* **What to do**:
Give all the lines below again, exactly, with no pictures.

* **Entries supplied**:
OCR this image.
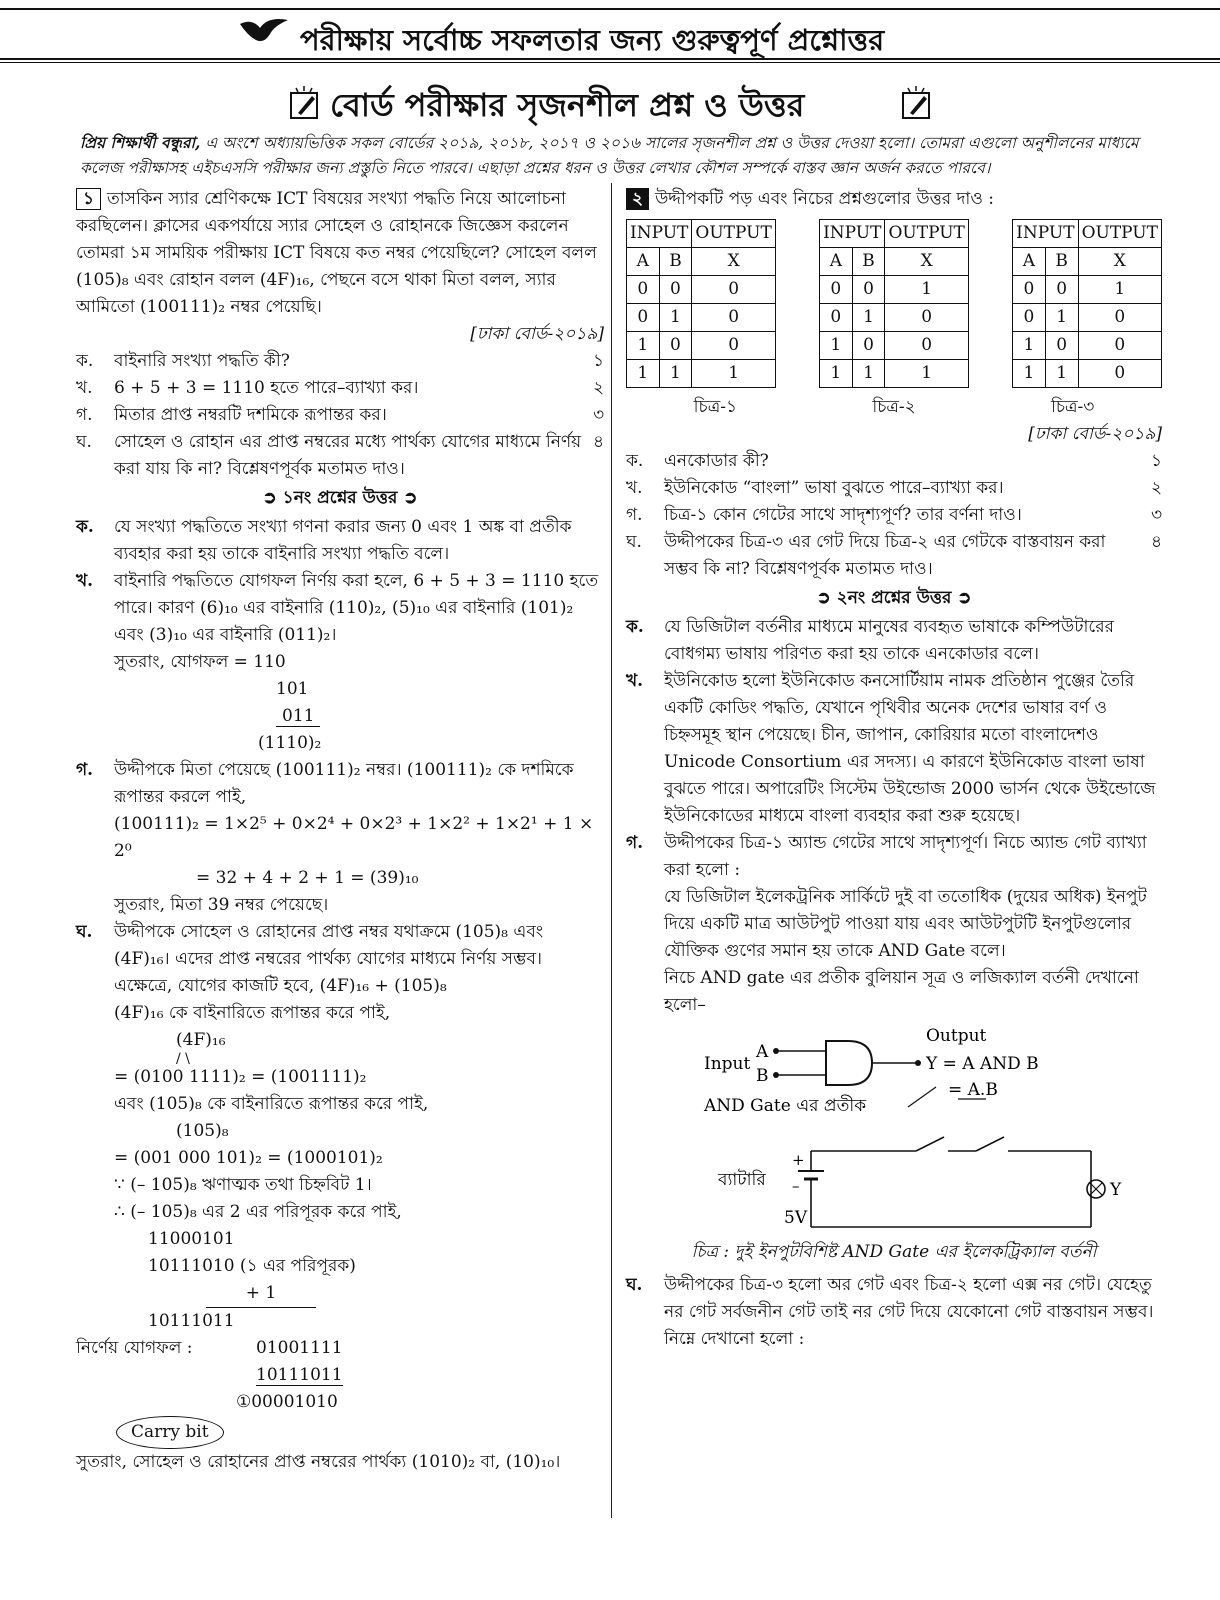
পরীক্ষায় সর্বোচ্চ সফলতার জন্য গুরুত্বপূর্ণ প্রশ্নোত্তর
বোর্ড পরীক্ষার সৃজনশীল প্রশ্ন ও উত্তর
প্রিয় শিক্ষার্থী বন্ধুরা, এ অংশে অধ্যায়ভিত্তিক সকল বোর্ডের ২০১৯, ২০১৮, ২০১৭ ও ২০১৬ সালের সৃজনশীল প্রশ্ন ও উত্তর দেওয়া হলো। তোমরা এগুলো অনুশীলনের মাধ্যমে কলেজ পরীক্ষাসহ এইচএসসি পরীক্ষার জন্য প্রস্তুতি নিতে পারবে। এছাড়া প্রশ্নের ধরন ও উত্তর লেখার কৌশল সম্পর্কে বাস্তব জ্ঞান অর্জন করতে পারবে।

১ তাসকিন স্যার শ্রেণিকক্ষে ICT বিষয়ের সংখ্যা পদ্ধতি নিয়ে আলোচনা করছিলেন। ক্লাসের একপর্যায়ে স্যার সোহেল ও রোহানকে জিজ্ঞেস করলেন তোমরা ১ম সাময়িক পরীক্ষায় ICT বিষয়ে কত নম্বর পেয়েছিলে? সোহেল বলল (105)₈ এবং রোহান বলল (4F)₁₆, পেছনে বসে থাকা মিতা বলল, স্যার আমিতো (100111)₂ নম্বর পেয়েছি।

[ঢাকা বোর্ড-২০১৯]
ক.	বাইনারি সংখ্যা পদ্ধতি কী?	১
খ.	6 + 5 + 3 = 1110 হতে পারে–ব্যাখ্যা কর।	২
গ.	মিতার প্রাপ্ত নম্বরটি দশমিকে রূপান্তর কর।	৩
ঘ.	সোহেল ও রোহান এর প্রাপ্ত নম্বরের মধ্যে পার্থক্য যোগের মাধ্যমে নির্ণয় করা যায় কি না? বিশ্লেষণপূর্বক মতামত দাও।
৪
➲ ১নং প্রশ্নের উত্তর ➲
ক.	যে সংখ্যা পদ্ধতিতে সংখ্যা গণনা করার জন্য 0 এবং 1 অঙ্ক বা প্রতীক ব্যবহার করা হয় তাকে বাইনারি সংখ্যা পদ্ধতি বলে।
খ.	বাইনারি পদ্ধতিতে যোগফল নির্ণয় করা হলে, 6 + 5 + 3 = 1110 হতে পারে। কারণ (6)₁₀ এর বাইনারি (110)₂, (5)₁₀ এর বাইনারি (101)₂ এবং (3)₁₀ এর বাইনারি (011)₂।
সুতরাং, যোগফল = 110
101
011
(1110)₂
গ.	উদ্দীপকে মিতা পেয়েছে (100111)₂ নম্বর। (100111)₂ কে দশমিকে রূপান্তর করলে পাই,
(100111)₂ = 1×2⁵ + 0×2⁴ + 0×2³ + 1×2² + 1×2¹ + 1 × 2⁰
= 32 + 4 + 2 + 1 = (39)₁₀
সুতরাং, মিতা 39 নম্বর পেয়েছে।
ঘ.	উদ্দীপকে সোহেল ও রোহানের প্রাপ্ত নম্বর যথাক্রমে (105)₈ এবং (4F)₁₆। এদের প্রাপ্ত নম্বরের পার্থক্য যোগের মাধ্যমে নির্ণয় সম্ভব। এক্ষেত্রে, যোগের কাজটি হবে, (4F)₁₆ + (105)₈
(4F)₁₆ কে বাইনারিতে রূপান্তর করে পাই,
(4F)₁₆
/ \
= (0100 1111)₂ = (1001111)₂
এবং (105)₈ কে বাইনারিতে রূপান্তর করে পাই,
(105)₈
= (001 000 101)₂ = (1000101)₂
∵ (– 105)₈ ঋণাত্মক তথা চিহ্নবিট 1।
∴ (– 105)₈ এর 2 এর পরিপূরক করে পাই,
11000101
10111010 (১ এর পরিপূরক)
+ 1
10111011
নির্ণেয় যোগফল :	01001111
10111011
①00001010
Carry bit
সুতরাং, সোহেল ও রোহানের প্রাপ্ত নম্বরের পার্থক্য (1010)₂ বা, (10)₁₀।

২ উদ্দীপকটি পড় এবং নিচের প্রশ্নগুলোর উত্তর দাও :

INPUT		OUTPUT
A	B	X
0	0	0
0	1	0
1	0	0
1	1	1
INPUT		OUTPUT
A	B	X
0	0	1
0	1	0
1	0	0
1	1	1
INPUT		OUTPUT
A	B	X
0	0	1
0	1	0
1	0	0
1	1	0
চিত্র-১	চিত্র-২	চিত্র-৩
[ঢাকা বোর্ড-২০১৯]
ক.	এনকোডার কী?	১
খ.	ইউনিকোড “বাংলা” ভাষা বুঝতে পারে–ব্যাখ্যা কর।	২
গ.	চিত্র-১ কোন গেটের সাথে সাদৃশ্যপূর্ণ? তার বর্ণনা দাও।	৩
ঘ.	উদ্দীপকের চিত্র-৩ এর গেট দিয়ে চিত্র-২ এর গেটকে বাস্তবায়ন করা সম্ভব কি না? বিশ্লেষণপূর্বক মতামত দাও।
৪
➲ ২নং প্রশ্নের উত্তর ➲
ক.	যে ডিজিটাল বর্তনীর মাধ্যমে মানুষের ব্যবহৃত ভাষাকে কম্পিউটারের বোধগম্য ভাষায় পরিণত করা হয় তাকে এনকোডার বলে।
খ.	ইউনিকোড হলো ইউনিকোড কনসোর্টিয়াম নামক প্রতিষ্ঠান পুঞ্জের তৈরি একটি কোডিং পদ্ধতি, যেখানে পৃথিবীর অনেক দেশের ভাষার বর্ণ ও চিহ্নসমূহ স্থান পেয়েছে। চীন, জাপান, কোরিয়ার মতো বাংলাদেশও Unicode Consortium এর সদস্য। এ কারণে ইউনিকোড বাংলা ভাষা বুঝতে পারে। অপারেটিং সিস্টেম উইন্ডোজ 2000 ভার্সন থেকে উইন্ডোজে ইউনিকোডের মাধ্যমে বাংলা ব্যবহার করা শুরু হয়েছে।
গ.	উদ্দীপকের চিত্র-১ অ্যান্ড গেটের সাথে সাদৃশ্যপূর্ণ। নিচে অ্যান্ড গেট ব্যাখ্যা করা হলো :
যে ডিজিটাল ইলেকট্রনিক সার্কিটে দুই বা ততোধিক (দুয়ের অধিক) ইনপুট দিয়ে একটি মাত্র আউটপুট পাওয়া যায় এবং আউটপুটটি ইনপুটগুলোর যৌক্তিক গুণের সমান হয় তাকে AND Gate বলে।
নিচে AND gate এর প্রতীক বুলিয়ান সূত্র ও লজিক্যাল বর্তনী দেখানো হলো–
Output
Input
A
B
Y = A AND B
= A.B
AND Gate এর প্রতীক
+
–
ব্যাটারি
5V
Y
চিত্র : দুই ইনপুটবিশিষ্ট AND Gate এর ইলেকট্রিক্যাল বর্তনী
ঘ.	উদ্দীপকের চিত্র-৩ হলো অর গেট এবং চিত্র-২ হলো এক্স নর গেট। যেহেতু নর গেট সর্বজনীন গেট তাই নর গেট দিয়ে যেকোনো গেট বাস্তবায়ন সম্ভব। নিম্নে দেখানো হলো :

* **Problem solution**:
OCR this image.
পরীক্ষায় সর্বোচ্চ সফলতার জন্য গুরুত্বপূর্ণ প্রশ্নোত্তর
বোর্ড পরীক্ষার সৃজনশীল প্রশ্ন ও উত্তর
প্রিয় শিক্ষার্থী বন্ধুরা, এ অংশে অধ্যায়ভিত্তিক সকল বোর্ডের ২০১৯, ২০১৮, ২০১৭ ও ২০১৬ সালের সৃজনশীল প্রশ্ন ও উত্তর দেওয়া হলো। তোমরা এগুলো অনুশীলনের মাধ্যমে কলেজ পরীক্ষাসহ এইচএসসি পরীক্ষার জন্য প্রস্তুতি নিতে পারবে। এছাড়া প্রশ্নের ধরন ও উত্তর লেখার কৌশল সম্পর্কে বাস্তব জ্ঞান অর্জন করতে পারবে।

১ তাসকিন স্যার শ্রেণিকক্ষে ICT বিষয়ের সংখ্যা পদ্ধতি নিয়ে আলোচনা করছিলেন। ক্লাসের একপর্যায়ে স্যার সোহেল ও রোহানকে জিজ্ঞেস করলেন তোমরা ১ম সাময়িক পরীক্ষায় ICT বিষয়ে কত নম্বর পেয়েছিলে? সোহেল বলল (105)₈ এবং রোহান বলল (4F)₁₆, পেছনে বসে থাকা মিতা বলল, স্যার আমিতো (100111)₂ নম্বর পেয়েছি।

[ঢাকা বোর্ড-২০১৯]
ক.	বাইনারি সংখ্যা পদ্ধতি কী?	১
খ.	6 + 5 + 3 = 1110 হতে পারে–ব্যাখ্যা কর।	২
গ.	মিতার প্রাপ্ত নম্বরটি দশমিকে রূপান্তর কর।	৩
ঘ.	সোহেল ও রোহান এর প্রাপ্ত নম্বরের মধ্যে পার্থক্য যোগের মাধ্যমে নির্ণয় করা যায় কি না? বিশ্লেষণপূর্বক মতামত দাও।
৪
➲ ১নং প্রশ্নের উত্তর ➲
ক.	যে সংখ্যা পদ্ধতিতে সংখ্যা গণনা করার জন্য 0 এবং 1 অঙ্ক বা প্রতীক ব্যবহার করা হয় তাকে বাইনারি সংখ্যা পদ্ধতি বলে।
খ.	বাইনারি পদ্ধতিতে যোগফল নির্ণয় করা হলে, 6 + 5 + 3 = 1110 হতে পারে। কারণ (6)₁₀ এর বাইনারি (110)₂, (5)₁₀ এর বাইনারি (101)₂ এবং (3)₁₀ এর বাইনারি (011)₂।
সুতরাং, যোগফল = 110
101
011
(1110)₂
গ.	উদ্দীপকে মিতা পেয়েছে (100111)₂ নম্বর। (100111)₂ কে দশমিকে রূপান্তর করলে পাই,
(100111)₂ = 1×2⁵ + 0×2⁴ + 0×2³ + 1×2² + 1×2¹ + 1 × 2⁰
= 32 + 4 + 2 + 1 = (39)₁₀
সুতরাং, মিতা 39 নম্বর পেয়েছে।
ঘ.	উদ্দীপকে সোহেল ও রোহানের প্রাপ্ত নম্বর যথাক্রমে (105)₈ এবং (4F)₁₆। এদের প্রাপ্ত নম্বরের পার্থক্য যোগের মাধ্যমে নির্ণয় সম্ভব। এক্ষেত্রে, যোগের কাজটি হবে, (4F)₁₆ + (105)₈
(4F)₁₆ কে বাইনারিতে রূপান্তর করে পাই,
(4F)₁₆
/ \
= (0100 1111)₂ = (1001111)₂
এবং (105)₈ কে বাইনারিতে রূপান্তর করে পাই,
(105)₈
= (001 000 101)₂ = (1000101)₂
∵ (– 105)₈ ঋণাত্মক তথা চিহ্নবিট 1।
∴ (– 105)₈ এর 2 এর পরিপূরক করে পাই,
11000101
10111010 (১ এর পরিপূরক)
+ 1
10111011
নির্ণেয় যোগফল :	01001111
10111011
①00001010
Carry bit
সুতরাং, সোহেল ও রোহানের প্রাপ্ত নম্বরের পার্থক্য (1010)₂ বা, (10)₁₀।

২ উদ্দীপকটি পড় এবং নিচের প্রশ্নগুলোর উত্তর দাও :

INPUT		OUTPUT
A	B	X
0	0	0
0	1	0
1	0	0
1	1	1
INPUT		OUTPUT
A	B	X
0	0	1
0	1	0
1	0	0
1	1	1
INPUT		OUTPUT
A	B	X
0	0	1
0	1	0
1	0	0
1	1	0
চিত্র-১	চিত্র-২	চিত্র-৩
[ঢাকা বোর্ড-২০১৯]
ক.	এনকোডার কী?	১
খ.	ইউনিকোড “বাংলা” ভাষা বুঝতে পারে–ব্যাখ্যা কর।	২
গ.	চিত্র-১ কোন গেটের সাথে সাদৃশ্যপূর্ণ? তার বর্ণনা দাও।	৩
ঘ.	উদ্দীপকের চিত্র-৩ এর গেট দিয়ে চিত্র-২ এর গেটকে বাস্তবায়ন করা সম্ভব কি না? বিশ্লেষণপূর্বক মতামত দাও।
৪
➲ ২নং প্রশ্নের উত্তর ➲
ক.	যে ডিজিটাল বর্তনীর মাধ্যমে মানুষের ব্যবহৃত ভাষাকে কম্পিউটারের বোধগম্য ভাষায় পরিণত করা হয় তাকে এনকোডার বলে।
খ.	ইউনিকোড হলো ইউনিকোড কনসোর্টিয়াম নামক প্রতিষ্ঠান পুঞ্জের তৈরি একটি কোডিং পদ্ধতি, যেখানে পৃথিবীর অনেক দেশের ভাষার বর্ণ ও চিহ্নসমূহ স্থান পেয়েছে। চীন, জাপান, কোরিয়ার মতো বাংলাদেশও Unicode Consortium এর সদস্য। এ কারণে ইউনিকোড বাংলা ভাষা বুঝতে পারে। অপারেটিং সিস্টেম উইন্ডোজ 2000 ভার্সন থেকে উইন্ডোজে ইউনিকোডের মাধ্যমে বাংলা ব্যবহার করা শুরু হয়েছে।
গ.	উদ্দীপকের চিত্র-১ অ্যান্ড গেটের সাথে সাদৃশ্যপূর্ণ। নিচে অ্যান্ড গেট ব্যাখ্যা করা হলো :
যে ডিজিটাল ইলেকট্রনিক সার্কিটে দুই বা ততোধিক (দুয়ের অধিক) ইনপুট দিয়ে একটি মাত্র আউটপুট পাওয়া যায় এবং আউটপুটটি ইনপুটগুলোর যৌক্তিক গুণের সমান হয় তাকে AND Gate বলে।
নিচে AND gate এর প্রতীক বুলিয়ান সূত্র ও লজিক্যাল বর্তনী দেখানো হলো–
Output
Input
A
B
Y = A AND B
= A.B
AND Gate এর প্রতীক
+
–
ব্যাটারি
5V
Y
চিত্র : দুই ইনপুটবিশিষ্ট AND Gate এর ইলেকট্রিক্যাল বর্তনী
ঘ.	উদ্দীপকের চিত্র-৩ হলো অর গেট এবং চিত্র-২ হলো এক্স নর গেট। যেহেতু নর গেট সর্বজনীন গেট তাই নর গেট দিয়ে যেকোনো গেট বাস্তবায়ন সম্ভব। নিম্নে দেখানো হলো :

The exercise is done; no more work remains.